## Problem details
Examine the material below. Gather every line in which the string "JSON" appears.

## Information supplied

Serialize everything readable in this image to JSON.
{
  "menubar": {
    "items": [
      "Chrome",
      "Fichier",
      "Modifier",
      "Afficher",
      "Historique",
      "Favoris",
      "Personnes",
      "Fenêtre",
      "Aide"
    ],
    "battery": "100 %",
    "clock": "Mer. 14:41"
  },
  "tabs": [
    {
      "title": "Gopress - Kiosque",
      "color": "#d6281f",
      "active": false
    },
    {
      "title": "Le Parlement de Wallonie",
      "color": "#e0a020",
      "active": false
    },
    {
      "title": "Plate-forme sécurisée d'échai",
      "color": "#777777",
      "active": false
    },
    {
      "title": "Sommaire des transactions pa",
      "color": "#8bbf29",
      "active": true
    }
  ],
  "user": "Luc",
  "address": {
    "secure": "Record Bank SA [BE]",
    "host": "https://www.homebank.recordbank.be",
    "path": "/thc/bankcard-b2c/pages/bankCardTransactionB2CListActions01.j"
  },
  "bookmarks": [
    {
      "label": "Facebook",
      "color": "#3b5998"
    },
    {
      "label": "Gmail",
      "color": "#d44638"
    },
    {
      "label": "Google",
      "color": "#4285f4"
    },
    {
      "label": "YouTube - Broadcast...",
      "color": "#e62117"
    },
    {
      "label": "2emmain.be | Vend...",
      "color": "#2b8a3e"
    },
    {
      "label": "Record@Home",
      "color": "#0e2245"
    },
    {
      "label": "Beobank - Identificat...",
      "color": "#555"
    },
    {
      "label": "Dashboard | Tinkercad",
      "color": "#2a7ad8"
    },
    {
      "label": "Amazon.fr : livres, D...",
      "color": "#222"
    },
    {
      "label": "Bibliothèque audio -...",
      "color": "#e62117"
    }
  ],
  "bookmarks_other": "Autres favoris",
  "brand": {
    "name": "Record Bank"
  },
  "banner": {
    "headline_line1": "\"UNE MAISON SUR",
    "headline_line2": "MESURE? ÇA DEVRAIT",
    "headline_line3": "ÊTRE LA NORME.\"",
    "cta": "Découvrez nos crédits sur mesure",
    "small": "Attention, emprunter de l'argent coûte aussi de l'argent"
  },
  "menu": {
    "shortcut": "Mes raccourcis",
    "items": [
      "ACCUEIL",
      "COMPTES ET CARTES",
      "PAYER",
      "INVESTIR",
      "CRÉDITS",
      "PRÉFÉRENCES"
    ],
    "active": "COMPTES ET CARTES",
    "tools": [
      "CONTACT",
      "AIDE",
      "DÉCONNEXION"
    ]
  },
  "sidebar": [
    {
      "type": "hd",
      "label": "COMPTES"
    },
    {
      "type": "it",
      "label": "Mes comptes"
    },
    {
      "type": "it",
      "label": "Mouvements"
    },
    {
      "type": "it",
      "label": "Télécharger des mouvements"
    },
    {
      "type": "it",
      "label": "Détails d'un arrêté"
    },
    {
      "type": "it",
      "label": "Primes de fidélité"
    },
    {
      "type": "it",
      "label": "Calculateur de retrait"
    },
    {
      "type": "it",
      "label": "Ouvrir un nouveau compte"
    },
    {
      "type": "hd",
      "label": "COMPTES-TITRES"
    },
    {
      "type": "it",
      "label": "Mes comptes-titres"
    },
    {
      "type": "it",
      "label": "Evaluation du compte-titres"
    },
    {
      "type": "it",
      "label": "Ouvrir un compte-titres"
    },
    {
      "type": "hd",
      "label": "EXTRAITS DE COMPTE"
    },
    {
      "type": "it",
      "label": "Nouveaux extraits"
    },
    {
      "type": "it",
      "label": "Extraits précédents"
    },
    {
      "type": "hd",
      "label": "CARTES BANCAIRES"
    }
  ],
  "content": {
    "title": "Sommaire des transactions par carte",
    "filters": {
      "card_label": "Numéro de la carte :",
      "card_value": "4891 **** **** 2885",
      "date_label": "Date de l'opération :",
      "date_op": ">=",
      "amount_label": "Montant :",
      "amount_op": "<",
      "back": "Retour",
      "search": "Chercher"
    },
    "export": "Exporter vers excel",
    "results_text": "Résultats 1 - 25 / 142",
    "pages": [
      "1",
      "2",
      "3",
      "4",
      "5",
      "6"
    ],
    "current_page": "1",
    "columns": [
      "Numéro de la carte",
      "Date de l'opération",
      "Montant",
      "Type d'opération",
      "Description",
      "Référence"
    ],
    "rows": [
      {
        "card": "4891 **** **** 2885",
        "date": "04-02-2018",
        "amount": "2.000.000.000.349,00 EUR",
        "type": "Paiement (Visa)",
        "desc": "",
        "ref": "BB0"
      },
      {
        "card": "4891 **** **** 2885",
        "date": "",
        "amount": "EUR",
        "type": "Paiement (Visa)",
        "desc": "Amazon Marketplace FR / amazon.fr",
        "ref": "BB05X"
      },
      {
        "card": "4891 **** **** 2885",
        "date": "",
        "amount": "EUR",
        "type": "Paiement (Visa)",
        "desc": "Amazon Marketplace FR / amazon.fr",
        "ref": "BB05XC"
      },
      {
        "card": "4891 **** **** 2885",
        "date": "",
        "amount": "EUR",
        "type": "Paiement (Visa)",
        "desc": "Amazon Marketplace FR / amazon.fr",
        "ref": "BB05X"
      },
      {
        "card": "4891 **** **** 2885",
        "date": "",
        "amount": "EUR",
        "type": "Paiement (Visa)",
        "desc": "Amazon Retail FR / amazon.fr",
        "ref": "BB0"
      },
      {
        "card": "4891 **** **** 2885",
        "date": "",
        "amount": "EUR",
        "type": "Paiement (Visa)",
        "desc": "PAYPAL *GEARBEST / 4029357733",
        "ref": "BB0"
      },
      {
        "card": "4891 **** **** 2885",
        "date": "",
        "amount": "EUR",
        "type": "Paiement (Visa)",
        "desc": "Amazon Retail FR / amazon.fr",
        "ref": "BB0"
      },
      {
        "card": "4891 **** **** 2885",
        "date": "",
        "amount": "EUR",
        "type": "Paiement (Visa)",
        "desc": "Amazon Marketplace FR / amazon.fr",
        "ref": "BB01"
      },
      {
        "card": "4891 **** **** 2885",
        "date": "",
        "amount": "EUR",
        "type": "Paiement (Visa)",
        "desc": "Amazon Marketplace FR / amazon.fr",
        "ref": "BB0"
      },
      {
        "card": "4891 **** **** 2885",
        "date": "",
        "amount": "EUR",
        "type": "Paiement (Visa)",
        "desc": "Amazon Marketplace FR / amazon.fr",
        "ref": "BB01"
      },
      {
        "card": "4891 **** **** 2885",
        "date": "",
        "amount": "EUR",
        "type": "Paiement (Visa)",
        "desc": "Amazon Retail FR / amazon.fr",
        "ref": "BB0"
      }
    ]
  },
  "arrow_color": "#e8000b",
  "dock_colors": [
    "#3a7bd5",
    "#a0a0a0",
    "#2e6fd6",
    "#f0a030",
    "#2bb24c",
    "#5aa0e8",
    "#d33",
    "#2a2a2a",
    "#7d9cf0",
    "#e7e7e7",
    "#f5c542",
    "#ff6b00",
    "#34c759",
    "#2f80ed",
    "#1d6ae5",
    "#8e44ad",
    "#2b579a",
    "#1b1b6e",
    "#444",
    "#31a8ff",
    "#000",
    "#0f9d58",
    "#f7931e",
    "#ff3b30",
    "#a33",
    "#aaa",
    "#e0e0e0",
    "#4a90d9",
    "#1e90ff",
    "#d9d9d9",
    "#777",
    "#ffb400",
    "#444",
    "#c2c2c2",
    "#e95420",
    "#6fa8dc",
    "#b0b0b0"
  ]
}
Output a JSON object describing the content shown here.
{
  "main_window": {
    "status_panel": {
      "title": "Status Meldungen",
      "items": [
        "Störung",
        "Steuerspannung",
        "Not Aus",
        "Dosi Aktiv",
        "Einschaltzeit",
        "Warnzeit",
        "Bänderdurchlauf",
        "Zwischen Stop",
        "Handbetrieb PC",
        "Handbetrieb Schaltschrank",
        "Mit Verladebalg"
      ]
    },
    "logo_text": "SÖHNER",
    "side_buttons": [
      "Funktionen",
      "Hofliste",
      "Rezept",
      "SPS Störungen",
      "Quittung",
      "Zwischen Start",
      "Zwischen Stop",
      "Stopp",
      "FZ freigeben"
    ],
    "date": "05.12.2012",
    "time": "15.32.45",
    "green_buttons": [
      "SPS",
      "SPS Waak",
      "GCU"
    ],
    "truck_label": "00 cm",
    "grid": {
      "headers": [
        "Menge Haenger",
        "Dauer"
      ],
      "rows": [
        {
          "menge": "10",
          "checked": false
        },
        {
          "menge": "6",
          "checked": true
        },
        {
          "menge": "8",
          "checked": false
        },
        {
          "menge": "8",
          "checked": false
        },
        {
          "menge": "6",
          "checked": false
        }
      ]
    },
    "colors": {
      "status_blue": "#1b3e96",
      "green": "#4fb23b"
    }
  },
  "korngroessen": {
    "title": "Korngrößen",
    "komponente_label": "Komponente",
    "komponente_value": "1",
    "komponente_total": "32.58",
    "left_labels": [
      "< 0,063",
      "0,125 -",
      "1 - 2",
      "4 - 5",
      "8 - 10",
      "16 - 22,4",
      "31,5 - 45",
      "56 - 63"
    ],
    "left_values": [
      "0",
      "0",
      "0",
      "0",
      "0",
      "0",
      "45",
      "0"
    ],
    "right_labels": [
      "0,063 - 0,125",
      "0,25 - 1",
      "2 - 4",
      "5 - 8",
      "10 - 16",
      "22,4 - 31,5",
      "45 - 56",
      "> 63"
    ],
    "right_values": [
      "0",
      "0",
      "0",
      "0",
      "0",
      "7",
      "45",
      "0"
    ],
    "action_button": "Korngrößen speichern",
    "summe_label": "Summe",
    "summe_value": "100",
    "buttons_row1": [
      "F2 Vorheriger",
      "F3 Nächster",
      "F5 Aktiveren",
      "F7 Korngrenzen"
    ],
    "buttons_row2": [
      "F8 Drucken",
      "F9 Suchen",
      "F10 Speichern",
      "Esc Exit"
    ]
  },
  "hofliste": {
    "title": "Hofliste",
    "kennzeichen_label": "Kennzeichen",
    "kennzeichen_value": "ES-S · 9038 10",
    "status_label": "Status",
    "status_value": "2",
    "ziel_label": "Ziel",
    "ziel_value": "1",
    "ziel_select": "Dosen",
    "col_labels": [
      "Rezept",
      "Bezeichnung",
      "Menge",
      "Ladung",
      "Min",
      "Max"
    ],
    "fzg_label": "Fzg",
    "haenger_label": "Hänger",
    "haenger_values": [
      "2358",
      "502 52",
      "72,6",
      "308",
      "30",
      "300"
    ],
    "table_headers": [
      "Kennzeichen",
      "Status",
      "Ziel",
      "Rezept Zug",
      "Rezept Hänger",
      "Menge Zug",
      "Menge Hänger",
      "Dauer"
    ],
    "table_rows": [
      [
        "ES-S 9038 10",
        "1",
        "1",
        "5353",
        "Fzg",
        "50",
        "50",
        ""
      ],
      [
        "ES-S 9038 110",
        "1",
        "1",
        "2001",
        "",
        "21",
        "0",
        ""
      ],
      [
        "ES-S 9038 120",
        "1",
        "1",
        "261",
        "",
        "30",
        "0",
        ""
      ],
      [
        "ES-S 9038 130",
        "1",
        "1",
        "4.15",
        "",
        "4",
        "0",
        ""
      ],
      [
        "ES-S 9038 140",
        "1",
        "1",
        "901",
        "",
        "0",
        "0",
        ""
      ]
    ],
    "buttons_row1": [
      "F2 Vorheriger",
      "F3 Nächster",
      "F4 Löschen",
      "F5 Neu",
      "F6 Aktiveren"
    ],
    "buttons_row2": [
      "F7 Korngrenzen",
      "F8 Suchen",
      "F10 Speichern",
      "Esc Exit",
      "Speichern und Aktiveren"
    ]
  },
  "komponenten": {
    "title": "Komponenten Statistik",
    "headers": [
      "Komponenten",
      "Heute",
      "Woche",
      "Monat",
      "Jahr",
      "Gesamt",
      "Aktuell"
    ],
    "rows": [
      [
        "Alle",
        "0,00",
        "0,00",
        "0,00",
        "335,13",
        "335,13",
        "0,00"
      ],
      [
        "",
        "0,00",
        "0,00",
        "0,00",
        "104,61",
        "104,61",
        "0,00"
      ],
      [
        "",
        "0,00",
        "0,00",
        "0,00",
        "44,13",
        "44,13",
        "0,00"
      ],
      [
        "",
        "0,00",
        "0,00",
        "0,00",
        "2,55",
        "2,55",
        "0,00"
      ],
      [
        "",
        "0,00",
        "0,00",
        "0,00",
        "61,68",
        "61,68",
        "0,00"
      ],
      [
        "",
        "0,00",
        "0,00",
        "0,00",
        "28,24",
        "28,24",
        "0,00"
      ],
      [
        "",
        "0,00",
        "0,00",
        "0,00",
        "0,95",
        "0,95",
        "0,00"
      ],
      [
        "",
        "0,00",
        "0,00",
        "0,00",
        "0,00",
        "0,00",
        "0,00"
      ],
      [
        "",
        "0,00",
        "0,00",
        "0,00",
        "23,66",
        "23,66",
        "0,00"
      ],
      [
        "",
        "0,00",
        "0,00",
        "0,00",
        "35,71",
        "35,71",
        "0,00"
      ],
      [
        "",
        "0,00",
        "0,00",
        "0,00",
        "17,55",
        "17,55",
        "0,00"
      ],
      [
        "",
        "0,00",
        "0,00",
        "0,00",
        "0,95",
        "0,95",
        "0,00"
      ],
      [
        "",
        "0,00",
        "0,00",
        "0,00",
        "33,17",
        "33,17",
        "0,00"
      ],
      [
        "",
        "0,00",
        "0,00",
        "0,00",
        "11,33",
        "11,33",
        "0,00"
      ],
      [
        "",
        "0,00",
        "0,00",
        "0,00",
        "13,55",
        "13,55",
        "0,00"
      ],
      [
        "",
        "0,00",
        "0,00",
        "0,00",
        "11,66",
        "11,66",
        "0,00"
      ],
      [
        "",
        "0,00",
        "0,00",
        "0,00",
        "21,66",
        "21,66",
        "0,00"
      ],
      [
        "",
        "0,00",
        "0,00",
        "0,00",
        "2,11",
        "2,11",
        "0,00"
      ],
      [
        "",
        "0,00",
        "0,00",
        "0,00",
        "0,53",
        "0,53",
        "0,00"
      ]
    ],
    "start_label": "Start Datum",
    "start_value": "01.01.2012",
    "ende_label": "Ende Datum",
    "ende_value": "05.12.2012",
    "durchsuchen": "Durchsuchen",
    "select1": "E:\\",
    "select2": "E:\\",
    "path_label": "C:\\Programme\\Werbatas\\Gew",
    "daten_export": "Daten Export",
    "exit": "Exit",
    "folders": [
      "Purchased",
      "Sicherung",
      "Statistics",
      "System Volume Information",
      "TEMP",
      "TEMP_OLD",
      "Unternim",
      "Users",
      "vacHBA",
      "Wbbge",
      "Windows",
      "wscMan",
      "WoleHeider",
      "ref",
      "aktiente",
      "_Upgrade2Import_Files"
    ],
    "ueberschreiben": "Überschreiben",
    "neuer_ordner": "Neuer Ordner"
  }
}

## Response below
Serialize everything readable in this image to JSON.
Output a JSON object describing the content shown here.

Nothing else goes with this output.